> [What you need to do]
Every line of the records must be repeated exactly; pictures stay out.

> [Data for this task]
%%

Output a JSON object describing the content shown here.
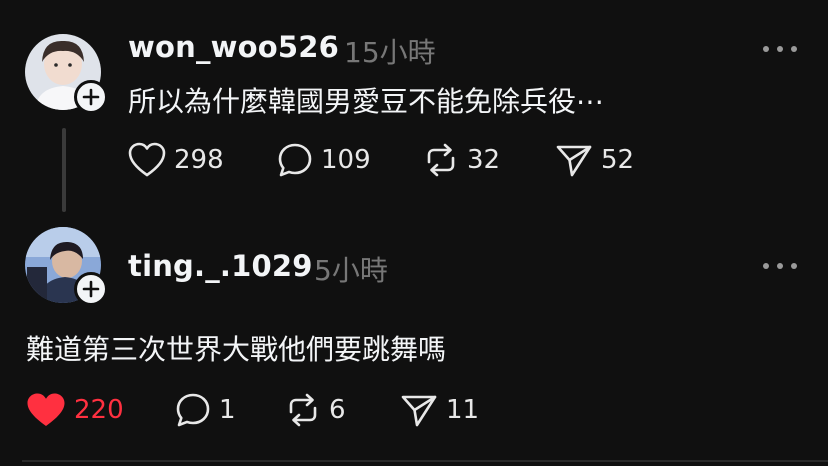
{
  "posts": [
    {
      "username": "won_woo526",
      "time": "15小時",
      "content": "所以為什麼韓國男愛豆不能免除兵役⋯",
      "likes": "298",
      "replies": "109",
      "reposts": "32",
      "shares": "52",
      "liked": false
    },
    {
      "username": "ting._.1029",
      "time": "5小時",
      "content": "難道第三次世界大戰他們要跳舞嗎",
      "likes": "220",
      "replies": "1",
      "reposts": "6",
      "shares": "11",
      "liked": true
    }
  ],
  "colors": {
    "background": "#101010",
    "text": "#f3f5f7",
    "muted": "#777777",
    "like_active": "#ff3040"
  },
  "icons": {
    "like": "heart-icon",
    "reply": "speech-bubble-icon",
    "repost": "repost-arrows-icon",
    "share": "paper-plane-icon",
    "more": "more-dots-icon",
    "follow": "plus-icon"
  }
}
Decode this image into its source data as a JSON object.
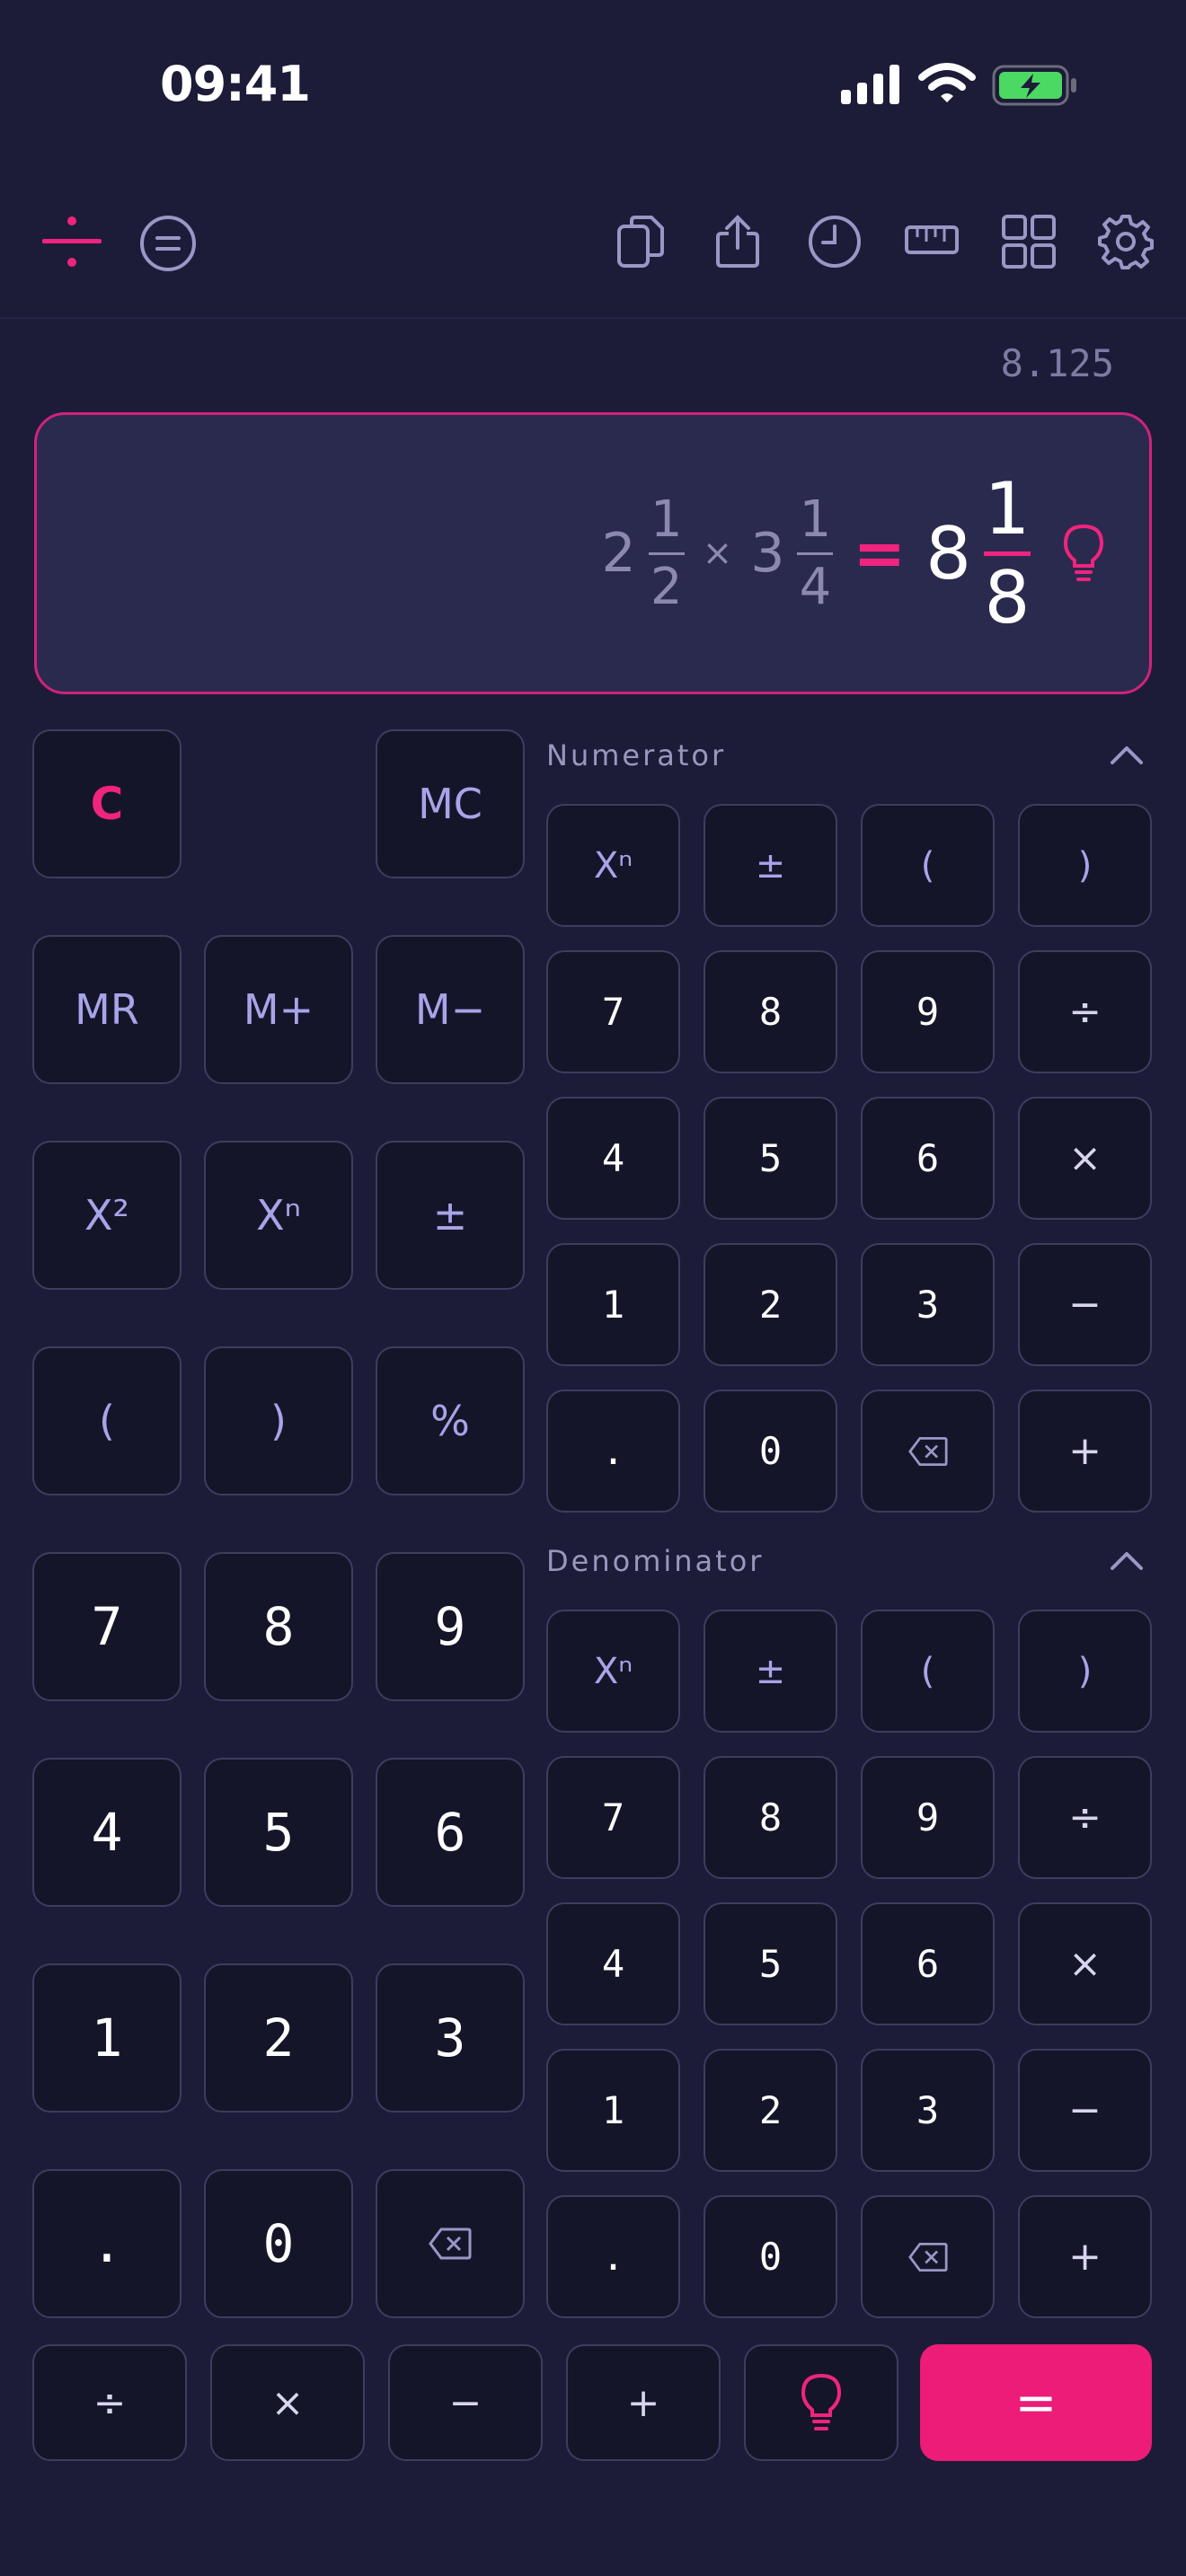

%%

> [Task output]
Output a JSON object describing the content shown here.
{
  "posts": [
    {
      "username": "won_woo526",
      "time": "15小時",
      "content": "所以為什麼韓國男愛豆不能免除兵役⋯",
      "likes": "298",
      "replies": "109",
      "reposts": "32",
      "shares": "52",
      "liked": false
    },
    {
      "username": "ting._.1029",
      "time": "5小時",
      "content": "難道第三次世界大戰他們要跳舞嗎",
      "likes": "220",
      "replies": "1",
      "reposts": "6",
      "shares": "11",
      "liked": true
    }
  ],
  "colors": {
    "background": "#101010",
    "text": "#f3f5f7",
    "muted": "#777777",
    "like_active": "#ff3040"
  },
  "icons": {
    "like": "heart-icon",
    "reply": "speech-bubble-icon",
    "repost": "repost-arrows-icon",
    "share": "paper-plane-icon",
    "more": "more-dots-icon",
    "follow": "plus-icon"
  }
}
Decode this image into its source data as a JSON object.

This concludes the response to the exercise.